Requirements: Set out each line from the following listing that includes the word "Online".

Stored data entries:

>>>

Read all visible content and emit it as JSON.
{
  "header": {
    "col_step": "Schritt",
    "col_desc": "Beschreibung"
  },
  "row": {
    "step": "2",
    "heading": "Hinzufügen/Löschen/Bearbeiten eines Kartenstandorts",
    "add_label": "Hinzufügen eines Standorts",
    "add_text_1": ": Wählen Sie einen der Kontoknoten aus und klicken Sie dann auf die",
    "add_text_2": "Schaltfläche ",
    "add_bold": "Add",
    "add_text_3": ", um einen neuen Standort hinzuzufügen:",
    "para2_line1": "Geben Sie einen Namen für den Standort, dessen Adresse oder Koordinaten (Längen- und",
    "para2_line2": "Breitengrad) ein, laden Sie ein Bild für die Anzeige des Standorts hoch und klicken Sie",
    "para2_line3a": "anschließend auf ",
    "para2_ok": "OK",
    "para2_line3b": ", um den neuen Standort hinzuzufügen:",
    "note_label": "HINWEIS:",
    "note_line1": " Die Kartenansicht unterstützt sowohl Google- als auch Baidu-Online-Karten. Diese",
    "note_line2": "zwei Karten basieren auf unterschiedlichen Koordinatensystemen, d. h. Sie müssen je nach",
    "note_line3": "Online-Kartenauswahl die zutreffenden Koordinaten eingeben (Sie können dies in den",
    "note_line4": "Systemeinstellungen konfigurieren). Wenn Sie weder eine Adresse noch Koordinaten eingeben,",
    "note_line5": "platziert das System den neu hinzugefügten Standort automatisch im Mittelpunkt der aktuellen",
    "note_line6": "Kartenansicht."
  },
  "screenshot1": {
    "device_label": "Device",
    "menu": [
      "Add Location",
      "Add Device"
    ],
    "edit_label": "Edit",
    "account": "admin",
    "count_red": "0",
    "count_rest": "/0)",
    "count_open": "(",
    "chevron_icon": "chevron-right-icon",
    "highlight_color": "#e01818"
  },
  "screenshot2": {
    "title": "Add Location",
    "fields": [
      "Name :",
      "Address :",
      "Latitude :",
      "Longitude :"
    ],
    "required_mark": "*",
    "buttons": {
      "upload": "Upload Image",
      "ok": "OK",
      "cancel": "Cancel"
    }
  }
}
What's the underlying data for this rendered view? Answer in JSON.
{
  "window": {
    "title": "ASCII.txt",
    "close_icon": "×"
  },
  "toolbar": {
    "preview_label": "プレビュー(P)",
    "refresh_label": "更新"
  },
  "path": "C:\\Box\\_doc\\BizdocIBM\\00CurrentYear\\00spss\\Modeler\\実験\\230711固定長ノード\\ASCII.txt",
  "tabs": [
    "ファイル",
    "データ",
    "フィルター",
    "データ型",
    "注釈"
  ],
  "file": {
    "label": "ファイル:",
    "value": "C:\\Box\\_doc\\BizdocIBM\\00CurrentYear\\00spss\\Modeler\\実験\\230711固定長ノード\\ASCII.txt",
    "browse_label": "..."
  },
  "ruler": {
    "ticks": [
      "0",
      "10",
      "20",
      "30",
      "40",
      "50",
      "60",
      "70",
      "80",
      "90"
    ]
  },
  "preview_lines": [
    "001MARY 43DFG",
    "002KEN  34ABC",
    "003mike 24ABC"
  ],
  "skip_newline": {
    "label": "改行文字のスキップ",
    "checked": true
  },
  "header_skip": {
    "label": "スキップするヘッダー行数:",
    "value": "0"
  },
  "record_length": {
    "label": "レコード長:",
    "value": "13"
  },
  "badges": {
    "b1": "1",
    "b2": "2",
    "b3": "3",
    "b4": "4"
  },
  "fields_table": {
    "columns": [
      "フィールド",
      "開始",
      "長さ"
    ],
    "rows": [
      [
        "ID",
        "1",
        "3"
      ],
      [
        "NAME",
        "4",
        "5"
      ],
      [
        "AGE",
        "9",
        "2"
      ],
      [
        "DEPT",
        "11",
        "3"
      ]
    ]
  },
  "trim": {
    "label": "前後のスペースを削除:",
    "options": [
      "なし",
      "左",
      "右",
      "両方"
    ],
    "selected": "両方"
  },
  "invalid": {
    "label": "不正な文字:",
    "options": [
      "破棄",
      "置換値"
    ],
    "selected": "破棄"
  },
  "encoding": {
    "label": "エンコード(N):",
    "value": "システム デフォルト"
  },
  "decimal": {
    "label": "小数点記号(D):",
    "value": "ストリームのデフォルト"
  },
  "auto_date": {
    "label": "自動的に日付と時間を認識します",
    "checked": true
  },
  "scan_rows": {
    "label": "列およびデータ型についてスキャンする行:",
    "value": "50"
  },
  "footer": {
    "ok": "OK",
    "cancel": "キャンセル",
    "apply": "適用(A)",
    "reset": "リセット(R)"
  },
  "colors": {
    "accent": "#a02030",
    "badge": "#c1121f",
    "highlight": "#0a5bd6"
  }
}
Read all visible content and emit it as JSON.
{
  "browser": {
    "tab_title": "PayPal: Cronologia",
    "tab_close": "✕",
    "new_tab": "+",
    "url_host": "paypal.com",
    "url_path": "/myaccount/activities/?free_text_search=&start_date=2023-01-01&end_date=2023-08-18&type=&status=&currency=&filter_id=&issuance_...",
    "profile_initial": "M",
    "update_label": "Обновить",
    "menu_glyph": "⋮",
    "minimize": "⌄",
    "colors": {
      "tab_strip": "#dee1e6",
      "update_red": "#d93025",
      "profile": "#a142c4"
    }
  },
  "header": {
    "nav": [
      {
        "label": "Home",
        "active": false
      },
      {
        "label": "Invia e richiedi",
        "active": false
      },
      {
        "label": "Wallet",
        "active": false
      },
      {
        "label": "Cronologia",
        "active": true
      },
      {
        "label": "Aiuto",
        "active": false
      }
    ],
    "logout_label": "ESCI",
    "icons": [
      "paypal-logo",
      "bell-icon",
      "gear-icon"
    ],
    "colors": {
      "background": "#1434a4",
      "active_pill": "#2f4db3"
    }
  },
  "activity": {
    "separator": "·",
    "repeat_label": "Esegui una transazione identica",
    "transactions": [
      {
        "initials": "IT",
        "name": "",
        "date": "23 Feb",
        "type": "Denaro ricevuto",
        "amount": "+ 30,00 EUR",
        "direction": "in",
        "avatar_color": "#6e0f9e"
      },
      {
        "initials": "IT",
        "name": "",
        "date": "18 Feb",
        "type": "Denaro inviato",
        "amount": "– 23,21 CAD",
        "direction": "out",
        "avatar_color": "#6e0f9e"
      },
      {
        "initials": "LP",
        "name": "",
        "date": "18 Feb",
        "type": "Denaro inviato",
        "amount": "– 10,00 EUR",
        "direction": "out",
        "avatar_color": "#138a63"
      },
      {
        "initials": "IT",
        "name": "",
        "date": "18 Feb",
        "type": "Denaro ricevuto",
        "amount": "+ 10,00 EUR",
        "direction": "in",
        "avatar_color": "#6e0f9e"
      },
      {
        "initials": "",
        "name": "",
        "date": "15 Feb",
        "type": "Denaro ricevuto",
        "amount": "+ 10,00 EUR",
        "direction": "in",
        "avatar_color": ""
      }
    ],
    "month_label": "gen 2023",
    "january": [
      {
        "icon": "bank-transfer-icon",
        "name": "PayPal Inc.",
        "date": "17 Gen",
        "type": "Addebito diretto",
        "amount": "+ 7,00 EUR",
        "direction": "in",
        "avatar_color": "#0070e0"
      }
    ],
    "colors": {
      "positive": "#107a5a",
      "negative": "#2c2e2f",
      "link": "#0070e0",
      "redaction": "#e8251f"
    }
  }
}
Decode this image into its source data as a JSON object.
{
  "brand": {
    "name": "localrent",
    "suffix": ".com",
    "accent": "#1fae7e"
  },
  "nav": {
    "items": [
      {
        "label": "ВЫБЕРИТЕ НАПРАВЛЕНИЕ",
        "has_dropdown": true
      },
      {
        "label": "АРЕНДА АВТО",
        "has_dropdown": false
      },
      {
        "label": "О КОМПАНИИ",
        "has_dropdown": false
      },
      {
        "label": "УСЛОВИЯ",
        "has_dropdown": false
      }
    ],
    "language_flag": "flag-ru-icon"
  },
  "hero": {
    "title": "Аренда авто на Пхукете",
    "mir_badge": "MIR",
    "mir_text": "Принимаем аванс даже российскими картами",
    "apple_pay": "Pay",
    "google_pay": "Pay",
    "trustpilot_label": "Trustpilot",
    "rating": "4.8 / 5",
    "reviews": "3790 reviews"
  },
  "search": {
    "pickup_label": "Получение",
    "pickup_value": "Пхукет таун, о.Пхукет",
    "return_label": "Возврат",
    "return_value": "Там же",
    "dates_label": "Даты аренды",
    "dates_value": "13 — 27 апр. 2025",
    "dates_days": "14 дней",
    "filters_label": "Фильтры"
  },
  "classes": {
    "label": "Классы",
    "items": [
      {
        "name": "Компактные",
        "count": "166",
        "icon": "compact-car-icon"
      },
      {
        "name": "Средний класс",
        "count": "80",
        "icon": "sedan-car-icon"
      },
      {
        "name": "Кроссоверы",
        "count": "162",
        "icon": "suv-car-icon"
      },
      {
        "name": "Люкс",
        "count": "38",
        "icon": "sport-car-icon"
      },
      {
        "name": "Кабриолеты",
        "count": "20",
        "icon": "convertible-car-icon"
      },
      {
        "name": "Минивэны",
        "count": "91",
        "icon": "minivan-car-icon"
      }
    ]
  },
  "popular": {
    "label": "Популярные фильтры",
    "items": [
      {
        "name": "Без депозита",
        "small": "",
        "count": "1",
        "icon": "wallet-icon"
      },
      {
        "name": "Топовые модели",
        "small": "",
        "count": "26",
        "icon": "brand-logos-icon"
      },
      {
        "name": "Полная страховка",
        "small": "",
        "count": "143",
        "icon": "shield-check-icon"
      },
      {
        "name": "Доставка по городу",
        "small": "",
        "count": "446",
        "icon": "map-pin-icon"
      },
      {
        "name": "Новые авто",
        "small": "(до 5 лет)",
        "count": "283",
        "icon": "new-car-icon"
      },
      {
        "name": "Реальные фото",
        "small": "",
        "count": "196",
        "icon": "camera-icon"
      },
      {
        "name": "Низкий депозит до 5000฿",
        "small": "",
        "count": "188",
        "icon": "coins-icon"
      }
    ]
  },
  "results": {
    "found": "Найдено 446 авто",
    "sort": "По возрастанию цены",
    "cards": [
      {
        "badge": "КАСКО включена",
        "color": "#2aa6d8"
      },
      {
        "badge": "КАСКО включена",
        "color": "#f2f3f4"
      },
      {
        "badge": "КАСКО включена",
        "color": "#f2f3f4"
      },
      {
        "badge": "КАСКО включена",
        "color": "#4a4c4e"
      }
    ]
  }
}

<<<

The solution:
    "note_line1": " Die Kartenansicht unterstützt sowohl Google- als auch Baidu-Online-Karten. Diese",
    "note_line3": "Online-Kartenauswahl die zutreffenden Koordinaten eingeben (Sie können dies in den",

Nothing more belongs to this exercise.